* **Dataset items**:
..............................

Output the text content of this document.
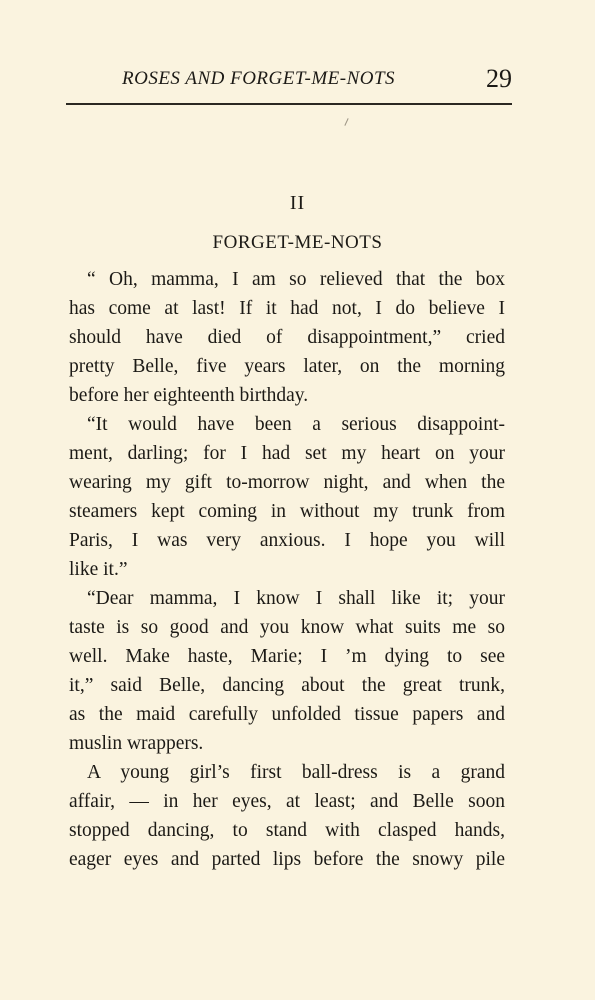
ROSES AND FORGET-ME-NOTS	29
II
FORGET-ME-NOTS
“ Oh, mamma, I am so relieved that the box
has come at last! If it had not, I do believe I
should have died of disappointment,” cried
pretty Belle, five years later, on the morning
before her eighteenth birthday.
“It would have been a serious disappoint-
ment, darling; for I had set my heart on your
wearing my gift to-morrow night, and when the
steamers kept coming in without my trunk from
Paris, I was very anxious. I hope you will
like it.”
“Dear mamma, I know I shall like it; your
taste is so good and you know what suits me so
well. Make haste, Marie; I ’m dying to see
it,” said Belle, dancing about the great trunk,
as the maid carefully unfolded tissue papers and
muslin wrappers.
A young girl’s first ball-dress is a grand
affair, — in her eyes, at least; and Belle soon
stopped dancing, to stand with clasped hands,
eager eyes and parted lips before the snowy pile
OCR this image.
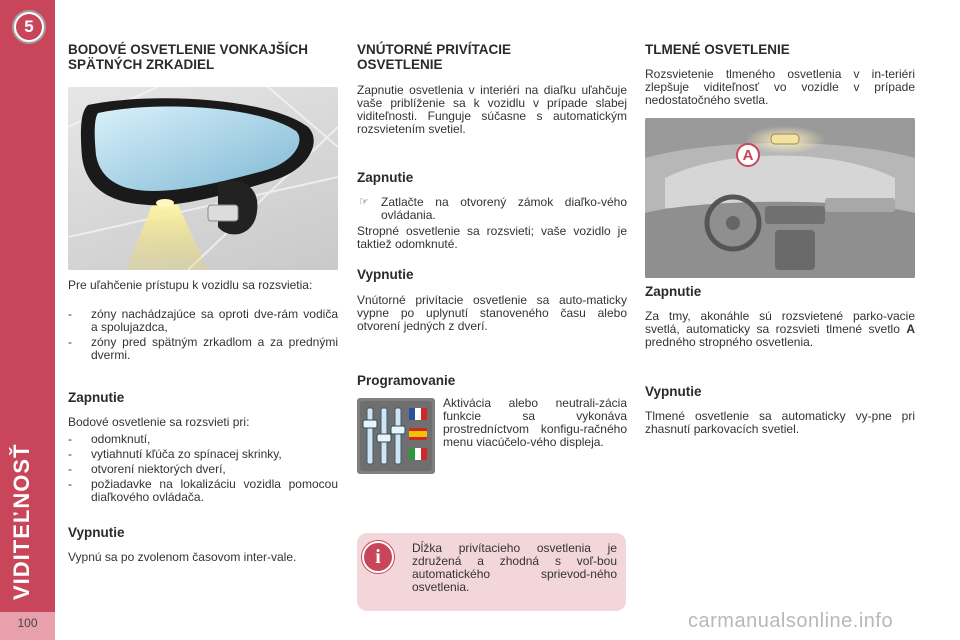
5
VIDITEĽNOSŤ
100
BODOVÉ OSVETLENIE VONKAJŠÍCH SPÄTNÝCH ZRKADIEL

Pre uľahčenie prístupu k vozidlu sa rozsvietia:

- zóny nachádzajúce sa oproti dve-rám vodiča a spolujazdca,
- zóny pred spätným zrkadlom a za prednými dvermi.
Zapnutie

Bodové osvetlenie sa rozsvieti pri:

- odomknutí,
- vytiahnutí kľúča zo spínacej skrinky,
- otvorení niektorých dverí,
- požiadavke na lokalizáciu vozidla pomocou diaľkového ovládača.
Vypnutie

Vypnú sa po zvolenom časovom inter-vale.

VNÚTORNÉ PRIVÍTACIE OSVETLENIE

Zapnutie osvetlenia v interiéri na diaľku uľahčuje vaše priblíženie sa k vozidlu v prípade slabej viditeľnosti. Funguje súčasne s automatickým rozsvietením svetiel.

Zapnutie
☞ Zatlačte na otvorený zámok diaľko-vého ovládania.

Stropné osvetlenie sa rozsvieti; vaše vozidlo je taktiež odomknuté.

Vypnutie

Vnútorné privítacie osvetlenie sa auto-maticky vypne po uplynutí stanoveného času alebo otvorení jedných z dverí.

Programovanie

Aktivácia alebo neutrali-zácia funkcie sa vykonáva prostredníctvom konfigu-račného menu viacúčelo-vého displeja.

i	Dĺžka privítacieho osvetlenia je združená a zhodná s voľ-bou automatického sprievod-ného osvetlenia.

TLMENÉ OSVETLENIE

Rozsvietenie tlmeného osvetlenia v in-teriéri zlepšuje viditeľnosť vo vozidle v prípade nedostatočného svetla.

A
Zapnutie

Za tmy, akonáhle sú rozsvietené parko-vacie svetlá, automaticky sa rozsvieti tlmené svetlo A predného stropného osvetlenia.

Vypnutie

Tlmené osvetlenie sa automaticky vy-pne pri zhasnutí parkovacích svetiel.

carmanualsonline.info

..............................

* **Work to be completed**:
What comes back should match the records exactly, minus any pictures.

* **Written solution**:
Output the text content of this document.
ROSES AND FORGET-ME-NOTS	29
II
FORGET-ME-NOTS
“ Oh, mamma, I am so relieved that the box
has come at last! If it had not, I do believe I
should have died of disappointment,” cried
pretty Belle, five years later, on the morning
before her eighteenth birthday.
“It would have been a serious disappoint-
ment, darling; for I had set my heart on your
wearing my gift to-morrow night, and when the
steamers kept coming in without my trunk from
Paris, I was very anxious. I hope you will
like it.”
“Dear mamma, I know I shall like it; your
taste is so good and you know what suits me so
well. Make haste, Marie; I ’m dying to see
it,” said Belle, dancing about the great trunk,
as the maid carefully unfolded tissue papers and
muslin wrappers.
A young girl’s first ball-dress is a grand
affair, — in her eyes, at least; and Belle soon
stopped dancing, to stand with clasped hands,
eager eyes and parted lips before the snowy pile
OCR this image.
5
VIDITEĽNOSŤ
100
BODOVÉ OSVETLENIE VONKAJŠÍCH SPÄTNÝCH ZRKADIEL

Pre uľahčenie prístupu k vozidlu sa rozsvietia:

- zóny nachádzajúce sa oproti dve-rám vodiča a spolujazdca,
- zóny pred spätným zrkadlom a za prednými dvermi.
Zapnutie

Bodové osvetlenie sa rozsvieti pri:

- odomknutí,
- vytiahnutí kľúča zo spínacej skrinky,
- otvorení niektorých dverí,
- požiadavke na lokalizáciu vozidla pomocou diaľkového ovládača.
Vypnutie

Vypnú sa po zvolenom časovom inter-vale.

VNÚTORNÉ PRIVÍTACIE OSVETLENIE

Zapnutie osvetlenia v interiéri na diaľku uľahčuje vaše priblíženie sa k vozidlu v prípade slabej viditeľnosti. Funguje súčasne s automatickým rozsvietením svetiel.

Zapnutie
☞ Zatlačte na otvorený zámok diaľko-vého ovládania.

Stropné osvetlenie sa rozsvieti; vaše vozidlo je taktiež odomknuté.

Vypnutie

Vnútorné privítacie osvetlenie sa auto-maticky vypne po uplynutí stanoveného času alebo otvorení jedných z dverí.

Programovanie

Aktivácia alebo neutrali-zácia funkcie sa vykonáva prostredníctvom konfigu-račného menu viacúčelo-vého displeja.

i	Dĺžka privítacieho osvetlenia je združená a zhodná s voľ-bou automatického sprievod-ného osvetlenia.

TLMENÉ OSVETLENIE

Rozsvietenie tlmeného osvetlenia v in-teriéri zlepšuje viditeľnosť vo vozidle v prípade nedostatočného svetla.

A
Zapnutie

Za tmy, akonáhle sú rozsvietené parko-vacie svetlá, automaticky sa rozsvieti tlmené svetlo A predného stropného osvetlenia.

Vypnutie

Tlmené osvetlenie sa automaticky vy-pne pri zhasnutí parkovacích svetiel.

carmanualsonline.info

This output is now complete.